Exercise: Extract, from the records beneath this instruction, each line that contains the word "quality".

————

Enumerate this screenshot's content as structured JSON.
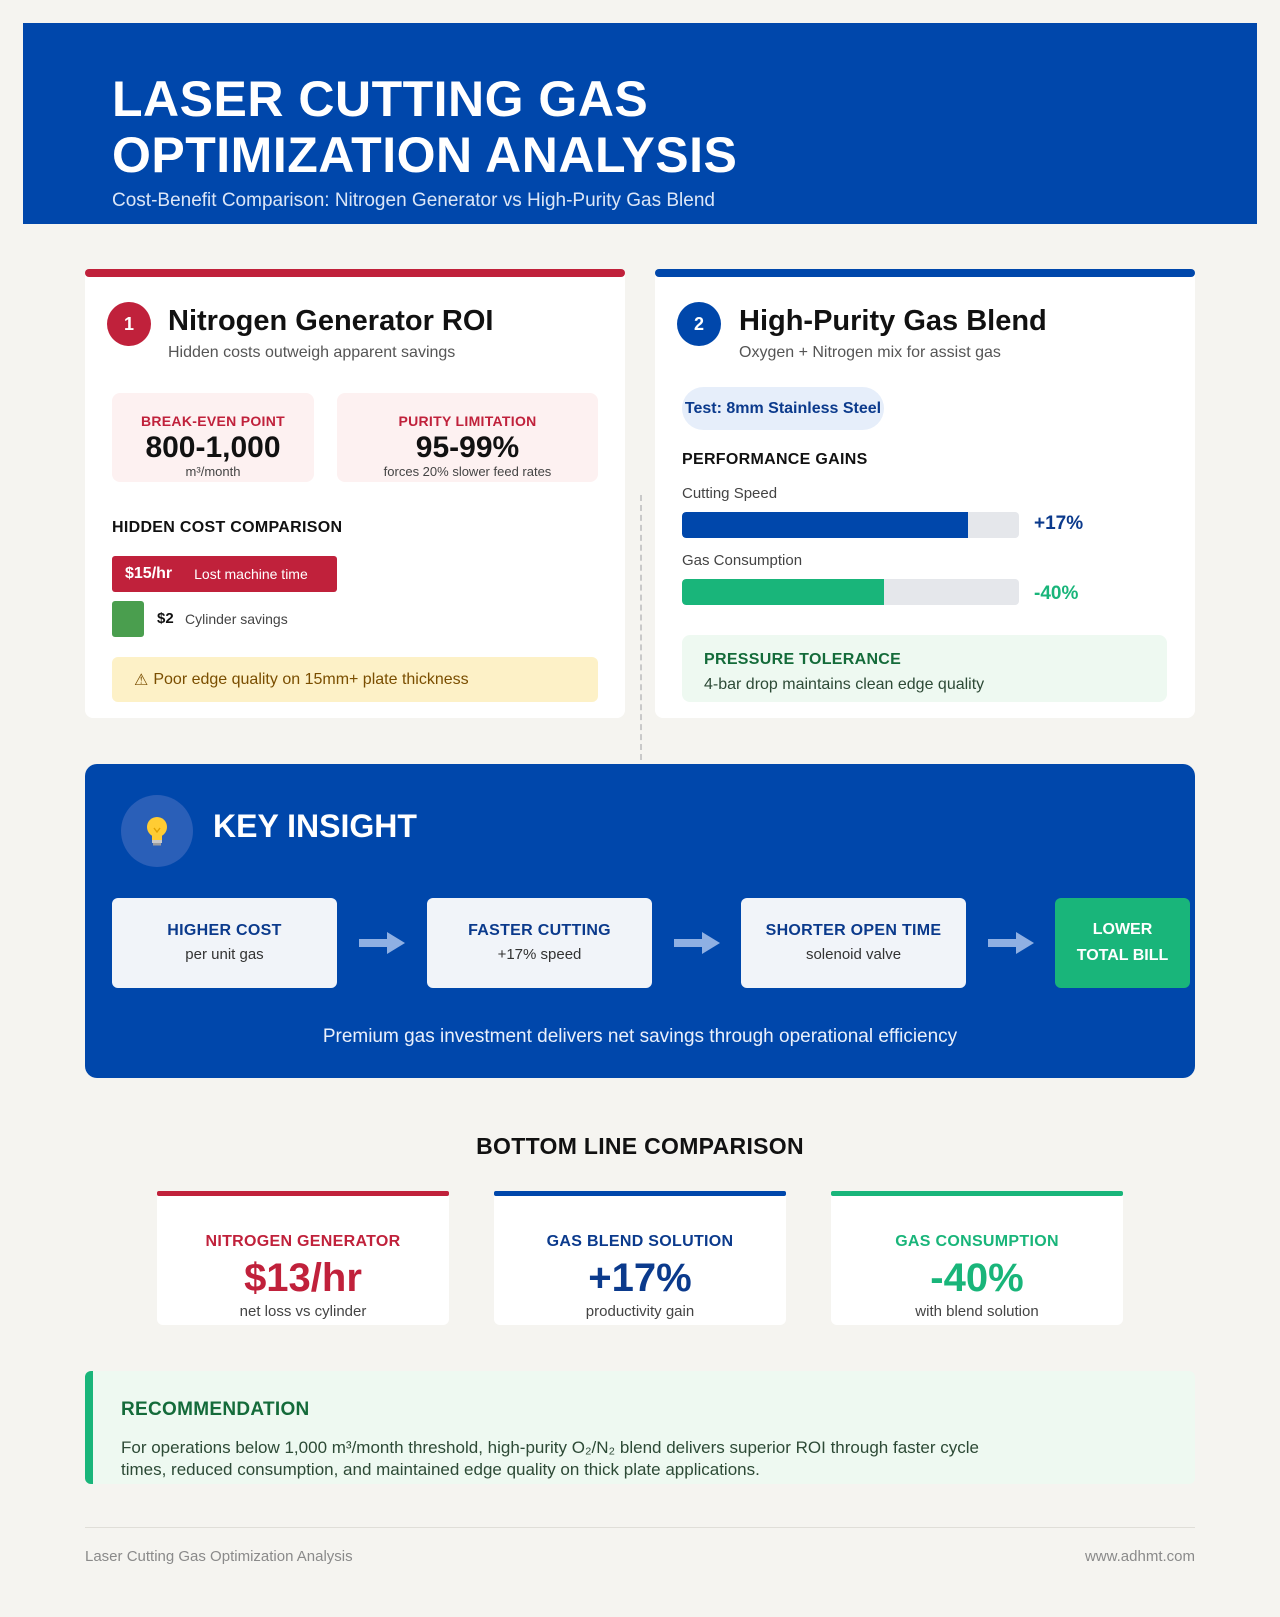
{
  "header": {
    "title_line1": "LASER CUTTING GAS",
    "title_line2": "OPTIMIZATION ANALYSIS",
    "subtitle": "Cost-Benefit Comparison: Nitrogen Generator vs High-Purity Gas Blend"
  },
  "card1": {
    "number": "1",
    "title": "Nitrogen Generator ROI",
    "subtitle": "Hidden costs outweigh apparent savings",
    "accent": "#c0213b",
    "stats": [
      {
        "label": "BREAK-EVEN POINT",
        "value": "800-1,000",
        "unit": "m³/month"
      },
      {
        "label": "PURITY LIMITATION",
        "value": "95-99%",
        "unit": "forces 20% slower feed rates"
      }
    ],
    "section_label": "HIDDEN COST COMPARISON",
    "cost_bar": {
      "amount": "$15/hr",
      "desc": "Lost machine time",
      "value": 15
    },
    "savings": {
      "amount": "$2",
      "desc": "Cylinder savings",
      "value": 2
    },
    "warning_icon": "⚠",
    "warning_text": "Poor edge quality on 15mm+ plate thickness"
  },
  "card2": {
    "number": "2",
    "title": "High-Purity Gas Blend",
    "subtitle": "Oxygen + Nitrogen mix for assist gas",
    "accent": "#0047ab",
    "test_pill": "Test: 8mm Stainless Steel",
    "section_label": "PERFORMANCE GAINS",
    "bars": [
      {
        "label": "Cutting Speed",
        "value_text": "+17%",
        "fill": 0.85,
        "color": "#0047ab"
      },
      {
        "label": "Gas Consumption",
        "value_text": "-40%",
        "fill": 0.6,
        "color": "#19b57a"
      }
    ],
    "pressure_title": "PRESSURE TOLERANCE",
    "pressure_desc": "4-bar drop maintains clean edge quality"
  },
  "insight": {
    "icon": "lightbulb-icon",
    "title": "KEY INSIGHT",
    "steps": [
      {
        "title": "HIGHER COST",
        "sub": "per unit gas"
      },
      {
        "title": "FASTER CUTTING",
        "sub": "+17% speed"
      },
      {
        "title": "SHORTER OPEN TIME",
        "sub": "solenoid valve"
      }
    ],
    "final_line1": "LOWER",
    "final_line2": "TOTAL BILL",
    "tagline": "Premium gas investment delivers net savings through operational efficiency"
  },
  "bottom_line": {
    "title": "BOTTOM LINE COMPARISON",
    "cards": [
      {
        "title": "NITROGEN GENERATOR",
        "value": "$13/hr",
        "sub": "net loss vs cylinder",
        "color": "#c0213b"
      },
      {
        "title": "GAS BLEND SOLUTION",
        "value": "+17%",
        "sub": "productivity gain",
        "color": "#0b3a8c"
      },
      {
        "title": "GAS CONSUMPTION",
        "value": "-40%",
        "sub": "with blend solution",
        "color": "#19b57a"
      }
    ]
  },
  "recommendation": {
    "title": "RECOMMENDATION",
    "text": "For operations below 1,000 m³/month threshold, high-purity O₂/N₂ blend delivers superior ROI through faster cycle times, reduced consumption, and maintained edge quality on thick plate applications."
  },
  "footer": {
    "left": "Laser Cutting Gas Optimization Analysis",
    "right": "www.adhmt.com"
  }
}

————

Full response:
    "warning_text": "Poor edge quality on 15mm+ plate thickness"
    "pressure_desc": "4-bar drop maintains clean edge quality"
    "text": "For operations below 1,000 m³/month threshold, high-purity O₂/N₂ blend delivers superior ROI through faster cycle times, reduced consumption, and maintained edge quality on thick plate applications."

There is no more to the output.